Source text ::
^^^^^^^^
# Forum Home Renovation Cladding  Exterior renovation on weatherboard house

## Amatuer4

I'd like to smarten up my 1969 small weatherboard house and I'm looking at options other than painting.  Can anyone give me some inspiration?  Perhaps you may have done this and could let me know how much it cost.  My house is 92 square metres with large timber windows.  Thank you.

----------


## Black Cat

A photo would help. Painting does wonders for brightening things up but apart from that, doing something useful to the garden will probably brighten things up fairly well also, without spoling the character designed into your home. Location information would also help e.g near the coast, up on a hill, in a suburb, bushland setting ... it all helps ...

----------


## Amatuer4

Thanks, Black Cat.  Picture of the house attached.  In the Newcastle NSW area.  Someone told me about about a render that goes over the weatherboards but that sounds very expensive.  I also have a very stuck sash window.  I think it has been painted in.  I've tried a few things (getting a blade in there for eg) but it's not working.  Any thoughts?

----------


## plum

A picket fence and a new colour scheme, [heritage colours], would do wonders.

----------


## shauck

x2 the fence and paint but not heritage (even tho you did say, aside from paint). I also hate tile roofs. Tin looks better.

----------


## Amatuer4

Thanks.  The tin roof idea is great.  And so is the fence.  Will get quotes for the roof but I think it will mean some serious saving!!

----------


## shauck

Shop around for your tin and you could save quite a few bucks. I've bought it for $7 a lineal meter. When you get quotes, ask what the price per lineal meter is. You might be able to supply the materials yourself for less.
^^^^^^^^
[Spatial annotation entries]
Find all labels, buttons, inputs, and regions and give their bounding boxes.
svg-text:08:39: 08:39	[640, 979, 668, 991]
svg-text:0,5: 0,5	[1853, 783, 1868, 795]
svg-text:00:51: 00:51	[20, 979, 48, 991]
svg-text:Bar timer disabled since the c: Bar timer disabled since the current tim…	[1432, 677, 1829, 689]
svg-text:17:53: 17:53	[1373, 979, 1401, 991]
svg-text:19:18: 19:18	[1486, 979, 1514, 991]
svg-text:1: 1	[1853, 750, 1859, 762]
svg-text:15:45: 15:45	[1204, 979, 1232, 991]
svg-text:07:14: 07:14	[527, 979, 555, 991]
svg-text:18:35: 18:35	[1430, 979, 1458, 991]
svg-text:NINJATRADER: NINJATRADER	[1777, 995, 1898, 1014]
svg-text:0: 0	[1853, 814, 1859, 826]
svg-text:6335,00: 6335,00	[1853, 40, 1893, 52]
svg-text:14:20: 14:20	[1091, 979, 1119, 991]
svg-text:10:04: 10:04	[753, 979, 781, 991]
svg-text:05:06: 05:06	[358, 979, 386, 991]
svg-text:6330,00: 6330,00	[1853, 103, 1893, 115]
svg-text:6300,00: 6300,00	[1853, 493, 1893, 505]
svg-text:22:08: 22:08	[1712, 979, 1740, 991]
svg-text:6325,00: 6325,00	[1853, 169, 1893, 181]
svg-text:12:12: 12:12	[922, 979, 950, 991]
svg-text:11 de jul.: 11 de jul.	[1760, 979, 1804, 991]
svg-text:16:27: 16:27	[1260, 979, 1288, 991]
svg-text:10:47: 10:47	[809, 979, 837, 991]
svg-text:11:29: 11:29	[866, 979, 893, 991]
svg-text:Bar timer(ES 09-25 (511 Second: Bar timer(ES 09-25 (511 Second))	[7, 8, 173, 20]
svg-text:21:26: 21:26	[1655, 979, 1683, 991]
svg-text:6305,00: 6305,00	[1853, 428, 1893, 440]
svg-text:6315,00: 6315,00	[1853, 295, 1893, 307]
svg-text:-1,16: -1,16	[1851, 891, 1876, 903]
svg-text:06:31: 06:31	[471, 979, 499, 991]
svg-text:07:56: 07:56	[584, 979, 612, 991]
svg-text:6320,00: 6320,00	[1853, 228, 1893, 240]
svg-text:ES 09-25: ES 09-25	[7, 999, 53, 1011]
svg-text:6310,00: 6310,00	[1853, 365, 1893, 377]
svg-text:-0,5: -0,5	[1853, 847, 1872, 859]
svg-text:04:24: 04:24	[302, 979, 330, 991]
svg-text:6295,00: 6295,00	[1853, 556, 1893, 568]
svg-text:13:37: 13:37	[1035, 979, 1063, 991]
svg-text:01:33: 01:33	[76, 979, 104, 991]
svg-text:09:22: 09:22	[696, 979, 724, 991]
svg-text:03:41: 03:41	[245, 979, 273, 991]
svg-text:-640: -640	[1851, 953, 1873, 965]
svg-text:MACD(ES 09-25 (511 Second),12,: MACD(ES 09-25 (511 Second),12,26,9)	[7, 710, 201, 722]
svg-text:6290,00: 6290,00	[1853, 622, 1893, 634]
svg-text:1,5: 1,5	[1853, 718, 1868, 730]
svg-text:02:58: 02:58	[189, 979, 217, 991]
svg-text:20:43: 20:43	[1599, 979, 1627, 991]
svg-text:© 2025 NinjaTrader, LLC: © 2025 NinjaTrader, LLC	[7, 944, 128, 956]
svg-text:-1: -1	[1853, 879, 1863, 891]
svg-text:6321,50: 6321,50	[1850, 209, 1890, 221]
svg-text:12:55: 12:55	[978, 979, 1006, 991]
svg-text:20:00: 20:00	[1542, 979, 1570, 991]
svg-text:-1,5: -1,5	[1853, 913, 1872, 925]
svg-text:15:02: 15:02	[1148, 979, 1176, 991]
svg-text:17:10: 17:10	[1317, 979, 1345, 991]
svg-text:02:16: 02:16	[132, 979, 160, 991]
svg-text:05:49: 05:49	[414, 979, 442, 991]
^^^^^^^^
Problem set ::
(1) Output the rows word for word, starting with the first row and going on through the row that contains "493, 1893, 505]", with both of those rows included.
(2) Pick up the forum thread on renovating the exterior of a weatherboard house and continue it from where it stops.

Answers per task ::
(1)
Find all labels, buttons, inputs, and regions and give their bounding boxes.
svg-text:08:39: 08:39	[640, 979, 668, 991]
svg-text:0,5: 0,5	[1853, 783, 1868, 795]
svg-text:00:51: 00:51	[20, 979, 48, 991]
svg-text:Bar timer disabled since the c: Bar timer disabled since the current tim…	[1432, 677, 1829, 689]
svg-text:17:53: 17:53	[1373, 979, 1401, 991]
svg-text:19:18: 19:18	[1486, 979, 1514, 991]
svg-text:1: 1	[1853, 750, 1859, 762]
svg-text:15:45: 15:45	[1204, 979, 1232, 991]
svg-text:07:14: 07:14	[527, 979, 555, 991]
svg-text:18:35: 18:35	[1430, 979, 1458, 991]
svg-text:NINJATRADER: NINJATRADER	[1777, 995, 1898, 1014]
svg-text:0: 0	[1853, 814, 1859, 826]
svg-text:6335,00: 6335,00	[1853, 40, 1893, 52]
svg-text:14:20: 14:20	[1091, 979, 1119, 991]
svg-text:10:04: 10:04	[753, 979, 781, 991]
svg-text:05:06: 05:06	[358, 979, 386, 991]
svg-text:6330,00: 6330,00	[1853, 103, 1893, 115]
svg-text:6300,00: 6300,00	[1853, 493, 1893, 505]

(2)
----------


## jatt

I know u mentioned options other than painting, but I recon painting the roof will really make a difference to the appearance of the house.  Remember in most cases a roof is at least 1/3 of what one sees from the street. 
Fence wise federation wire is a cheaper (and easier to maintain) than pickets.  I have never had some sh*thead try and steal parts of my fence!!!

----------


## woodchip

You could add a Gable to the centre of the roof, starting just below ridge & ending about 4 rows of tiles up from the gutter. 
cheers

----------


## Amatuer4

Great advice, all.  Thank you.
Cheers

----------


## JG81

Hey, we have similar shaped houses and I thought I'd just share with you our before and after.. It's a 'during' actually as there's still plenty of work to do.. It's an idea of what's possible anyway.     
Woodland grey colorbond roof replaced the old tiles. No gutters or fascia cover on yet.
Aluminium cladding removed for new weathertex. Not painted yet.
All windows replaced.
All eave sheets replaced.
Front porch stairs bricked up.
Front porch steel posts removed.
New solid merbau stairs built.
Merbau decking over concrete with posts and handrail. Not done yet either.
Brickwork bagged and (will be) painted. 
Just need this damm rain to stop..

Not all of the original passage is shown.